Prompt: Quote the listing below word for word, every line, and omit the picture.

Listing:

***

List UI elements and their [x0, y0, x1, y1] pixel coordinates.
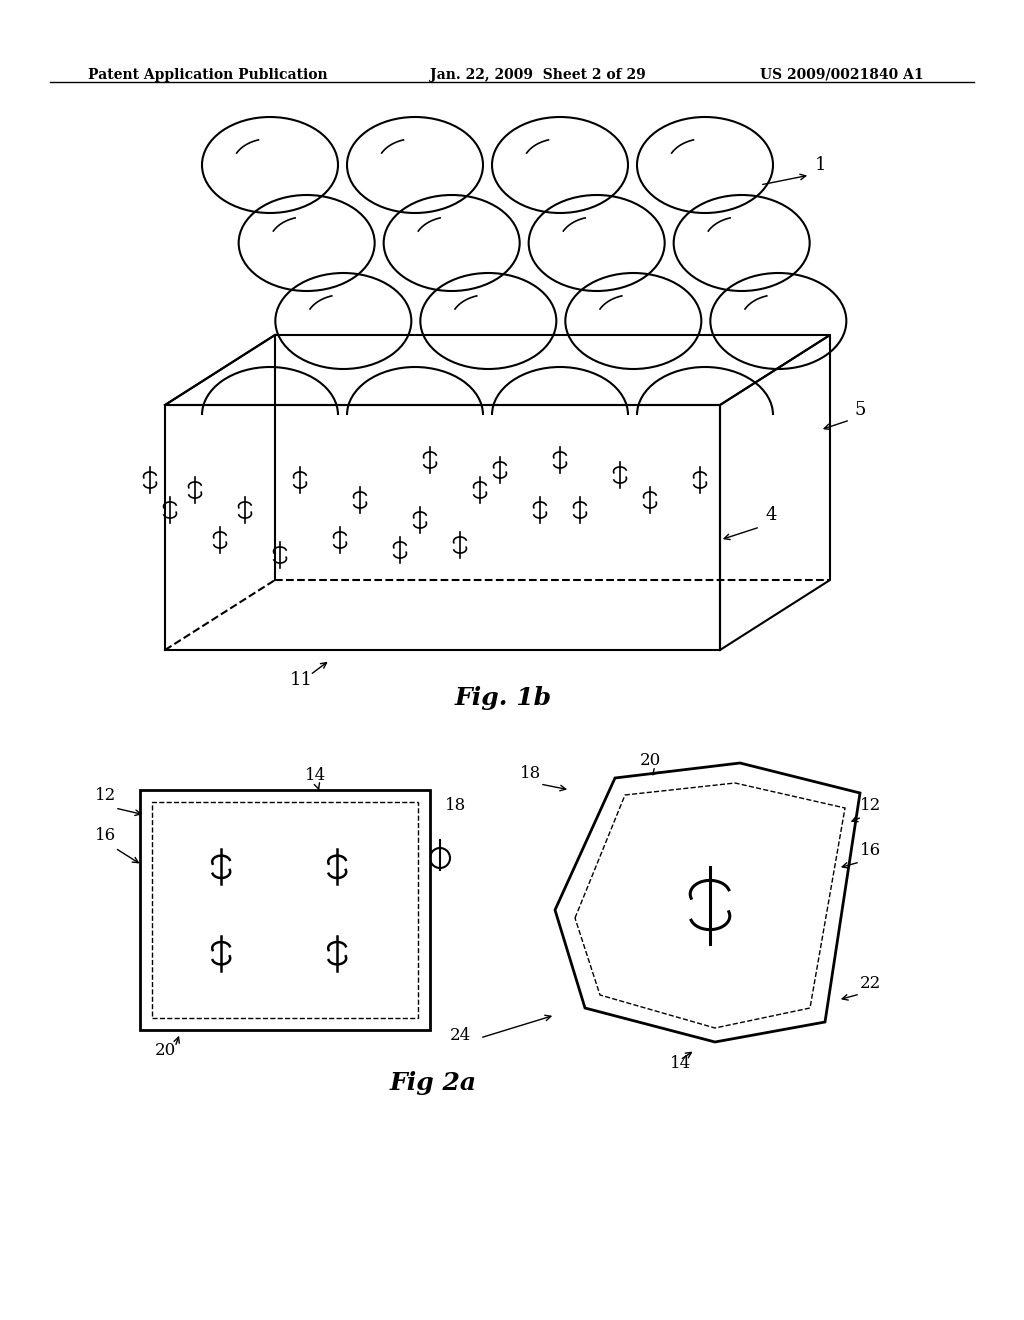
Text: US 2009/0021840 A1: US 2009/0021840 A1	[760, 69, 924, 82]
Text: 12: 12	[95, 787, 117, 804]
Text: 20: 20	[640, 752, 662, 770]
Text: 11: 11	[290, 671, 313, 689]
Text: 16: 16	[860, 842, 881, 859]
Text: Jan. 22, 2009  Sheet 2 of 29: Jan. 22, 2009 Sheet 2 of 29	[430, 69, 646, 82]
Text: Fig 2a: Fig 2a	[390, 1071, 477, 1096]
Text: 1: 1	[815, 156, 826, 174]
Text: 5: 5	[855, 401, 866, 418]
Text: 18: 18	[520, 766, 542, 781]
Text: 20: 20	[155, 1041, 176, 1059]
Text: 16: 16	[95, 828, 116, 843]
Text: 4: 4	[765, 506, 776, 524]
FancyBboxPatch shape	[140, 789, 430, 1030]
Text: 14: 14	[305, 767, 327, 784]
Text: 24: 24	[450, 1027, 471, 1044]
Text: 18: 18	[445, 797, 466, 814]
Text: Patent Application Publication: Patent Application Publication	[88, 69, 328, 82]
Text: 14: 14	[670, 1055, 691, 1072]
Text: 12: 12	[860, 797, 882, 814]
Text: 22: 22	[860, 975, 882, 993]
Polygon shape	[555, 763, 860, 1041]
Text: Fig. 1b: Fig. 1b	[455, 686, 552, 710]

***

Completed task:
List UI elements and their [x0, y0, x1, y1] pixel coordinates.
Text: US 2009/0021840 A1: US 2009/0021840 A1	[760, 69, 924, 82]
Text: 12: 12	[95, 787, 117, 804]
Text: 20: 20	[640, 752, 662, 770]
Text: 11: 11	[290, 671, 313, 689]
Text: 16: 16	[860, 842, 881, 859]
Text: Jan. 22, 2009  Sheet 2 of 29: Jan. 22, 2009 Sheet 2 of 29	[430, 69, 646, 82]
Text: Fig 2a: Fig 2a	[390, 1071, 477, 1096]
Text: 1: 1	[815, 156, 826, 174]
Text: 5: 5	[855, 401, 866, 418]
Text: 18: 18	[520, 766, 542, 781]
Text: 20: 20	[155, 1041, 176, 1059]
Text: 16: 16	[95, 828, 116, 843]
Text: 4: 4	[765, 506, 776, 524]
FancyBboxPatch shape	[140, 789, 430, 1030]
Text: 14: 14	[305, 767, 327, 784]
Text: 24: 24	[450, 1027, 471, 1044]
Text: 18: 18	[445, 797, 466, 814]
Text: Patent Application Publication: Patent Application Publication	[88, 69, 328, 82]
Text: 14: 14	[670, 1055, 691, 1072]
Text: 12: 12	[860, 797, 882, 814]
Text: 22: 22	[860, 975, 882, 993]
Polygon shape	[555, 763, 860, 1041]
Text: Fig. 1b: Fig. 1b	[455, 686, 552, 710]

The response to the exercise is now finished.